# Written exercise
Write each record again exactly as it stands.

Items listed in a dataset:
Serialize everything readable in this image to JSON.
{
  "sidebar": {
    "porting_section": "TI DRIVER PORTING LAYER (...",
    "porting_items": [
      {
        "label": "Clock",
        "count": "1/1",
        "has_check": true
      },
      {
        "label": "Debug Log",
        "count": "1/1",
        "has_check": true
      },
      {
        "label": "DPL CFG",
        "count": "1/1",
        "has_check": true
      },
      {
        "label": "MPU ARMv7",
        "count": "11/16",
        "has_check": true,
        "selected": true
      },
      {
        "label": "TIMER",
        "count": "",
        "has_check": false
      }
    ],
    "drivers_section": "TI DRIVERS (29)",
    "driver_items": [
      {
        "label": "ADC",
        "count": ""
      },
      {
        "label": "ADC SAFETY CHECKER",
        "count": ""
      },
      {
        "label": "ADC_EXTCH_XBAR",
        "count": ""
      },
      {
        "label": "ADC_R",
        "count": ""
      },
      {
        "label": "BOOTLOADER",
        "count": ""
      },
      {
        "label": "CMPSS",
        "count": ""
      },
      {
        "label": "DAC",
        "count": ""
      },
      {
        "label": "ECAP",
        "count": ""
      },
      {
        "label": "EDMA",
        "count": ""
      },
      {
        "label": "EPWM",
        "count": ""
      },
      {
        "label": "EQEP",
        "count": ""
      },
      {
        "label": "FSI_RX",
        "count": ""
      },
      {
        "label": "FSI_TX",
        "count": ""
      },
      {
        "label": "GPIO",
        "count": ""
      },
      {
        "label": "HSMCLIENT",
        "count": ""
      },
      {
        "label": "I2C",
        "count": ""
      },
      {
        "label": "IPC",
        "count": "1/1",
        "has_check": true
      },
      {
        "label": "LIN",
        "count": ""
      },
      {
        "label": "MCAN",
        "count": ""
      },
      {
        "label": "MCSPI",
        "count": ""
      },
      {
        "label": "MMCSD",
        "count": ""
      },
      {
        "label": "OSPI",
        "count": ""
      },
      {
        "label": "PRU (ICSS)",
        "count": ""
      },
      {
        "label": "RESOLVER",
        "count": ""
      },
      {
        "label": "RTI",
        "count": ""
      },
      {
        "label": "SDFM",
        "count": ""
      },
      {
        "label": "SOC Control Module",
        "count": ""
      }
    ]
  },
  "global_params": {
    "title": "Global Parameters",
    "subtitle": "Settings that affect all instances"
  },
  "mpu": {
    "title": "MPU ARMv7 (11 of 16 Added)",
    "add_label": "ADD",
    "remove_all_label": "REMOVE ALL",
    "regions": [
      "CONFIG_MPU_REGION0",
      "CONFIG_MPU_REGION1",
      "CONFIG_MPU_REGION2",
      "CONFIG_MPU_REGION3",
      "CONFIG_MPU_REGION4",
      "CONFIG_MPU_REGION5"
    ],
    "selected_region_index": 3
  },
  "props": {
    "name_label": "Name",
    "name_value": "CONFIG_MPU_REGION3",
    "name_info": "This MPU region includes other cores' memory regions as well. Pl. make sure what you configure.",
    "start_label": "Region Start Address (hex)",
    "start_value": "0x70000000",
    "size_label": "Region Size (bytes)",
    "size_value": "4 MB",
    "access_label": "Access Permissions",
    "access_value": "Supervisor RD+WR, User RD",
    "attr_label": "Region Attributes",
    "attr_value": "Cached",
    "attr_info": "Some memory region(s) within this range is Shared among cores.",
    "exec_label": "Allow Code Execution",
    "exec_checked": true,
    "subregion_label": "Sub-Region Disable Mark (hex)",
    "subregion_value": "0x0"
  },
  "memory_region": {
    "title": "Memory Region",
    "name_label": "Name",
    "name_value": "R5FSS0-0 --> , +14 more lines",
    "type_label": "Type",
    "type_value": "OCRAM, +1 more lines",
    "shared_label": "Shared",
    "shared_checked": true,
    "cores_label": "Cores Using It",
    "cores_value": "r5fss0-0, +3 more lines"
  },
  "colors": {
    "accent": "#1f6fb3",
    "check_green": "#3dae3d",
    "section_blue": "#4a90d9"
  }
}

# Written response
Serialize everything readable in this image to JSON.
{
  "sidebar": {
    "porting_section": "TI DRIVER PORTING LAYER (...",
    "porting_items": [
      {
        "label": "Clock",
        "count": "1/1",
        "has_check": true
      },
      {
        "label": "Debug Log",
        "count": "1/1",
        "has_check": true
      },
      {
        "label": "DPL CFG",
        "count": "1/1",
        "has_check": true
      },
      {
        "label": "MPU ARMv7",
        "count": "11/16",
        "has_check": true,
        "selected": true
      },
      {
        "label": "TIMER",
        "count": "",
        "has_check": false
      }
    ],
    "drivers_section": "TI DRIVERS (29)",
    "driver_items": [
      {
        "label": "ADC",
        "count": ""
      },
      {
        "label": "ADC SAFETY CHECKER",
        "count": ""
      },
      {
        "label": "ADC_EXTCH_XBAR",
        "count": ""
      },
      {
        "label": "ADC_R",
        "count": ""
      },
      {
        "label": "BOOTLOADER",
        "count": ""
      },
      {
        "label": "CMPSS",
        "count": ""
      },
      {
        "label": "DAC",
        "count": ""
      },
      {
        "label": "ECAP",
        "count": ""
      },
      {
        "label": "EDMA",
        "count": ""
      },
      {
        "label": "EPWM",
        "count": ""
      },
      {
        "label": "EQEP",
        "count": ""
      },
      {
        "label": "FSI_RX",
        "count": ""
      },
      {
        "label": "FSI_TX",
        "count": ""
      },
      {
        "label": "GPIO",
        "count": ""
      },
      {
        "label": "HSMCLIENT",
        "count": ""
      },
      {
        "label": "I2C",
        "count": ""
      },
      {
        "label": "IPC",
        "count": "1/1",
        "has_check": true
      },
      {
        "label": "LIN",
        "count": ""
      },
      {
        "label": "MCAN",
        "count": ""
      },
      {
        "label": "MCSPI",
        "count": ""
      },
      {
        "label": "MMCSD",
        "count": ""
      },
      {
        "label": "OSPI",
        "count": ""
      },
      {
        "label": "PRU (ICSS)",
        "count": ""
      },
      {
        "label": "RESOLVER",
        "count": ""
      },
      {
        "label": "RTI",
        "count": ""
      },
      {
        "label": "SDFM",
        "count": ""
      },
      {
        "label": "SOC Control Module",
        "count": ""
      }
    ]
  },
  "global_params": {
    "title": "Global Parameters",
    "subtitle": "Settings that affect all instances"
  },
  "mpu": {
    "title": "MPU ARMv7 (11 of 16 Added)",
    "add_label": "ADD",
    "remove_all_label": "REMOVE ALL",
    "regions": [
      "CONFIG_MPU_REGION0",
      "CONFIG_MPU_REGION1",
      "CONFIG_MPU_REGION2",
      "CONFIG_MPU_REGION3",
      "CONFIG_MPU_REGION4",
      "CONFIG_MPU_REGION5"
    ],
    "selected_region_index": 3
  },
  "props": {
    "name_label": "Name",
    "name_value": "CONFIG_MPU_REGION3",
    "name_info": "This MPU region includes other cores' memory regions as well. Pl. make sure what you configure.",
    "start_label": "Region Start Address (hex)",
    "start_value": "0x70000000",
    "size_label": "Region Size (bytes)",
    "size_value": "4 MB",
    "access_label": "Access Permissions",
    "access_value": "Supervisor RD+WR, User RD",
    "attr_label": "Region Attributes",
    "attr_value": "Cached",
    "attr_info": "Some memory region(s) within this range is Shared among cores.",
    "exec_label": "Allow Code Execution",
    "exec_checked": true,
    "subregion_label": "Sub-Region Disable Mark (hex)",
    "subregion_value": "0x0"
  },
  "memory_region": {
    "title": "Memory Region",
    "name_label": "Name",
    "name_value": "R5FSS0-0 --> , +14 more lines",
    "type_label": "Type",
    "type_value": "OCRAM, +1 more lines",
    "shared_label": "Shared",
    "shared_checked": true,
    "cores_label": "Cores Using It",
    "cores_value": "r5fss0-0, +3 more lines"
  },
  "colors": {
    "accent": "#1f6fb3",
    "check_green": "#3dae3d",
    "section_blue": "#4a90d9"
  }
}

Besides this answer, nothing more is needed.